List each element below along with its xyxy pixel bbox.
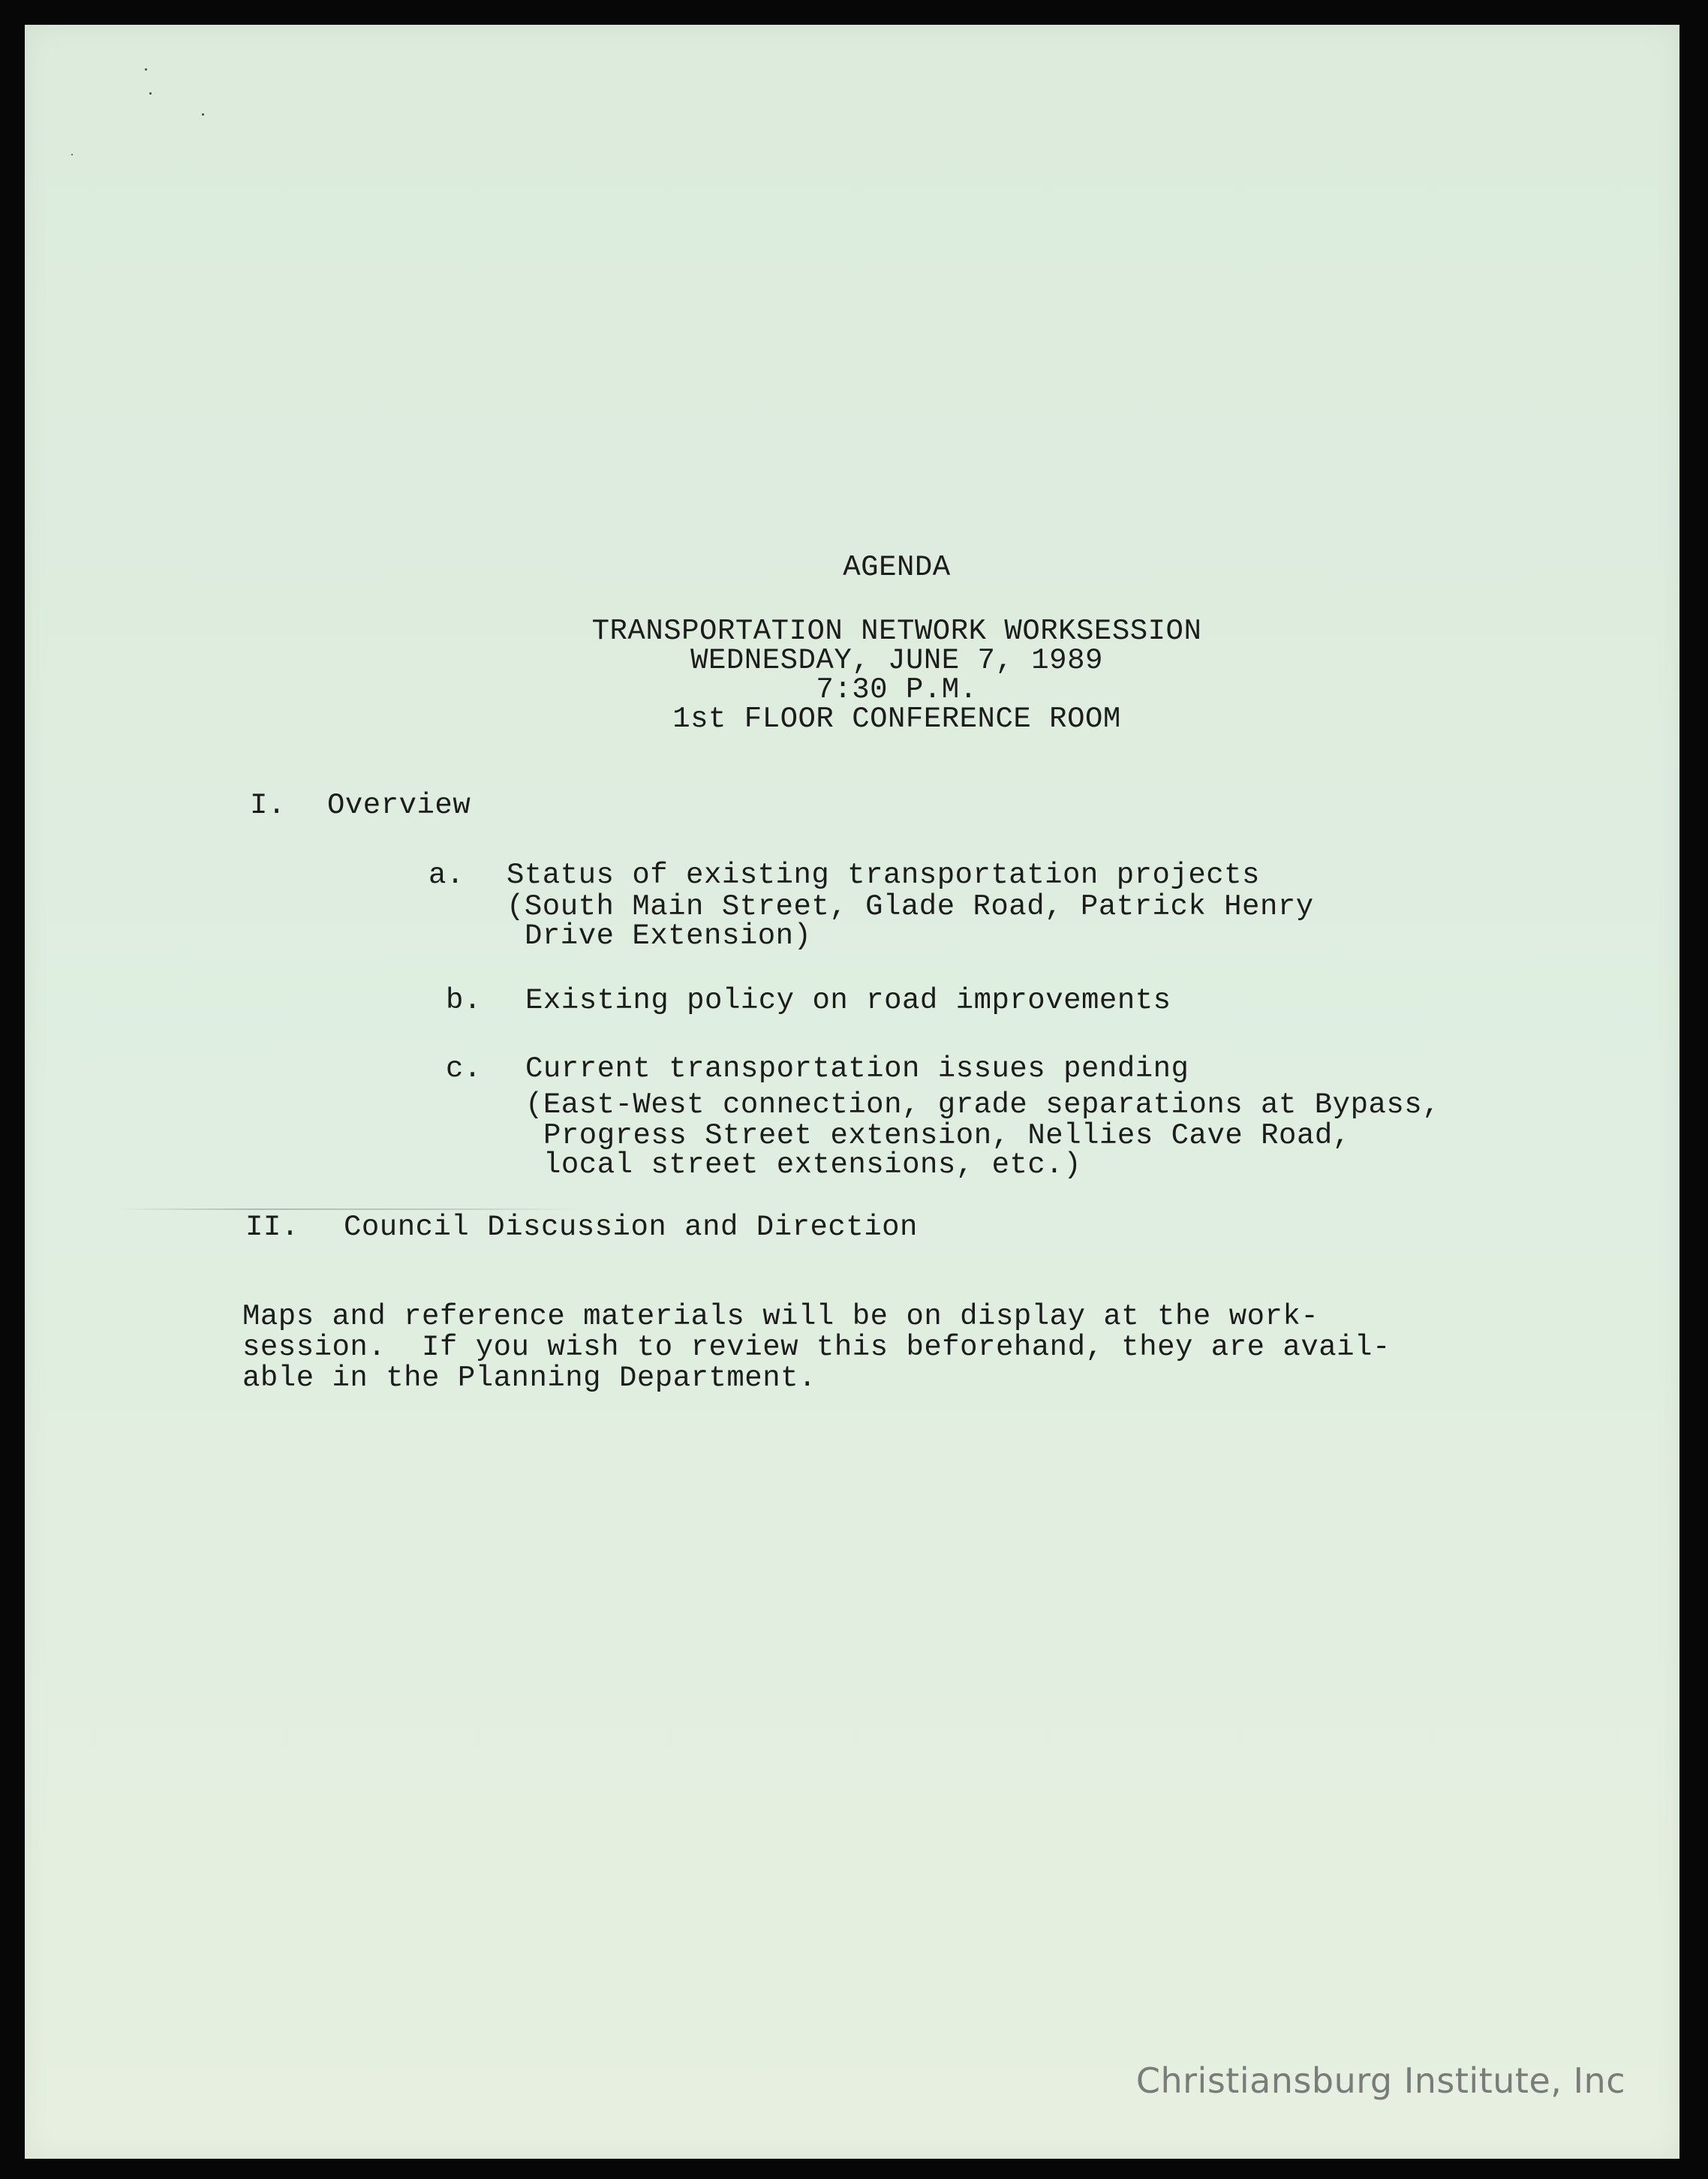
subitem-letter-b: b.: [446, 984, 482, 1017]
subitem-letter-a: a.: [429, 859, 465, 892]
note-line2: session. If you wish to review this beforehand, they are avail-: [242, 1331, 1391, 1364]
subitem-c-line1: Current transportation issues pending: [525, 1052, 1189, 1085]
fold-mark: [115, 1208, 580, 1210]
agenda-title: AGENDA: [843, 551, 951, 584]
meeting-name: TRANSPORTATION NETWORK WORKSESSION: [591, 615, 1202, 648]
subitem-c-line2: (East-West connection, grade separations at Bypass,: [525, 1088, 1441, 1121]
subitem-c-line3: Progress Street extension, Nellies Cave Road,: [543, 1119, 1351, 1152]
subitem-c-line4: local street extensions, etc.): [543, 1148, 1082, 1181]
subitem-a-line1: Status of existing transportation projects: [507, 859, 1260, 892]
subitem-a-line3: Drive Extension): [525, 919, 812, 953]
archive-watermark: Christiansburg Institute, Inc: [1135, 2060, 1625, 2101]
subitem-letter-c: c.: [446, 1052, 482, 1085]
item-label-overview: Overview: [327, 789, 471, 822]
subitem-b-line1: Existing policy on road improvements: [525, 984, 1171, 1017]
item-number-1: I.: [250, 789, 286, 822]
item-label-council: Council Discussion and Direction: [344, 1211, 918, 1244]
note-line3: able in the Planning Department.: [242, 1362, 816, 1395]
meeting-time: 7:30 P.M.: [816, 673, 978, 706]
subitem-a-line2: (South Main Street, Glade Road, Patrick Henry: [507, 890, 1314, 923]
meeting-location: 1st FLOOR CONFERENCE ROOM: [672, 703, 1121, 736]
paper-speck: [202, 113, 204, 116]
paper-speck: [145, 68, 147, 71]
paper-speck: [71, 154, 73, 155]
note-line1: Maps and reference materials will be on display at the work-: [242, 1300, 1319, 1333]
paper-speck: [149, 92, 152, 95]
item-number-2: II.: [245, 1211, 299, 1244]
meeting-date: WEDNESDAY, JUNE 7, 1989: [690, 644, 1103, 677]
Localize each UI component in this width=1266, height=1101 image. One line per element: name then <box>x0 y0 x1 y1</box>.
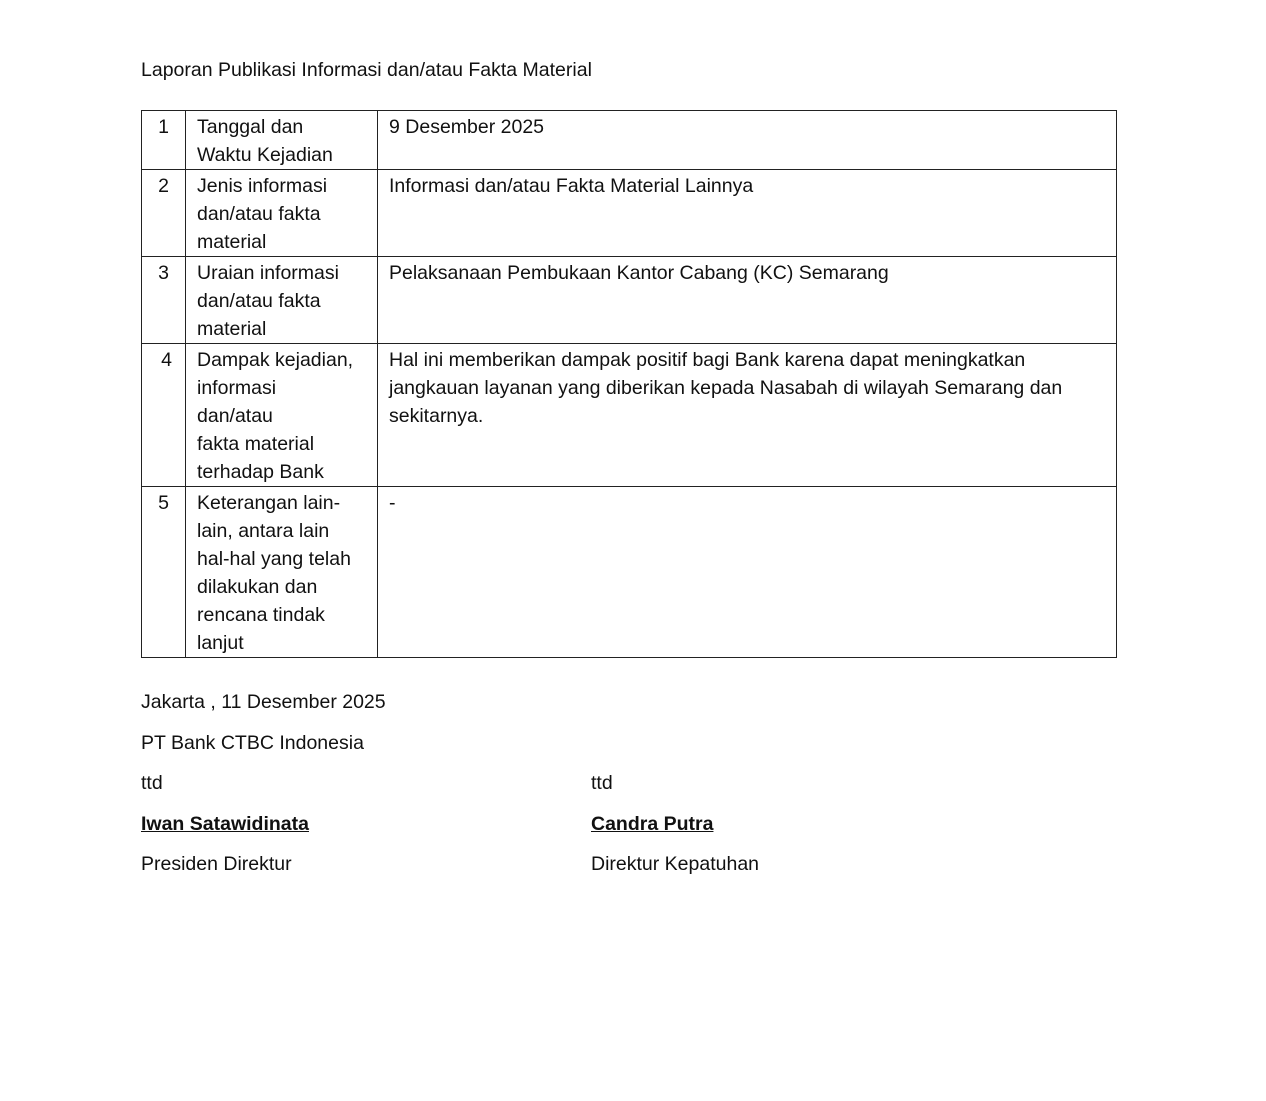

---

What you need to do → Copy out every line of the material above word for word, leaving out the pictures.

Exercise output →
List each element below along with its xyxy pixel bbox.
subitem-letter-b: b.: [446, 984, 482, 1017]
subitem-letter-a: a.: [429, 859, 465, 892]
note-line2: session. If you wish to review this beforehand, they are avail-: [242, 1331, 1391, 1364]
subitem-c-line1: Current transportation issues pending: [525, 1052, 1189, 1085]
fold-mark: [115, 1208, 580, 1210]
agenda-title: AGENDA: [843, 551, 951, 584]
meeting-name: TRANSPORTATION NETWORK WORKSESSION: [591, 615, 1202, 648]
subitem-c-line2: (East-West connection, grade separations at Bypass,: [525, 1088, 1441, 1121]
subitem-c-line3: Progress Street extension, Nellies Cave Road,: [543, 1119, 1351, 1152]
subitem-c-line4: local street extensions, etc.): [543, 1148, 1082, 1181]
subitem-a-line1: Status of existing transportation projects: [507, 859, 1260, 892]
subitem-a-line3: Drive Extension): [525, 919, 812, 953]
archive-watermark: Christiansburg Institute, Inc: [1135, 2060, 1625, 2101]
subitem-letter-c: c.: [446, 1052, 482, 1085]
item-label-overview: Overview: [327, 789, 471, 822]
subitem-b-line1: Existing policy on road improvements: [525, 984, 1171, 1017]
item-number-1: I.: [250, 789, 286, 822]
item-label-council: Council Discussion and Direction: [344, 1211, 918, 1244]
note-line3: able in the Planning Department.: [242, 1362, 816, 1395]
meeting-time: 7:30 P.M.: [816, 673, 978, 706]
subitem-a-line2: (South Main Street, Glade Road, Patrick Henry: [507, 890, 1314, 923]
meeting-location: 1st FLOOR CONFERENCE ROOM: [672, 703, 1121, 736]
paper-speck: [202, 113, 204, 116]
paper-speck: [145, 68, 147, 71]
paper-speck: [71, 154, 73, 155]
note-line1: Maps and reference materials will be on display at the work-: [242, 1300, 1319, 1333]
paper-speck: [149, 92, 152, 95]
item-number-2: II.: [245, 1211, 299, 1244]
meeting-date: WEDNESDAY, JUNE 7, 1989: [690, 644, 1103, 677]
Localize each UI component in this width=1266, height=1101 image. One line per element: name then <box>x0 y0 x1 y1</box>.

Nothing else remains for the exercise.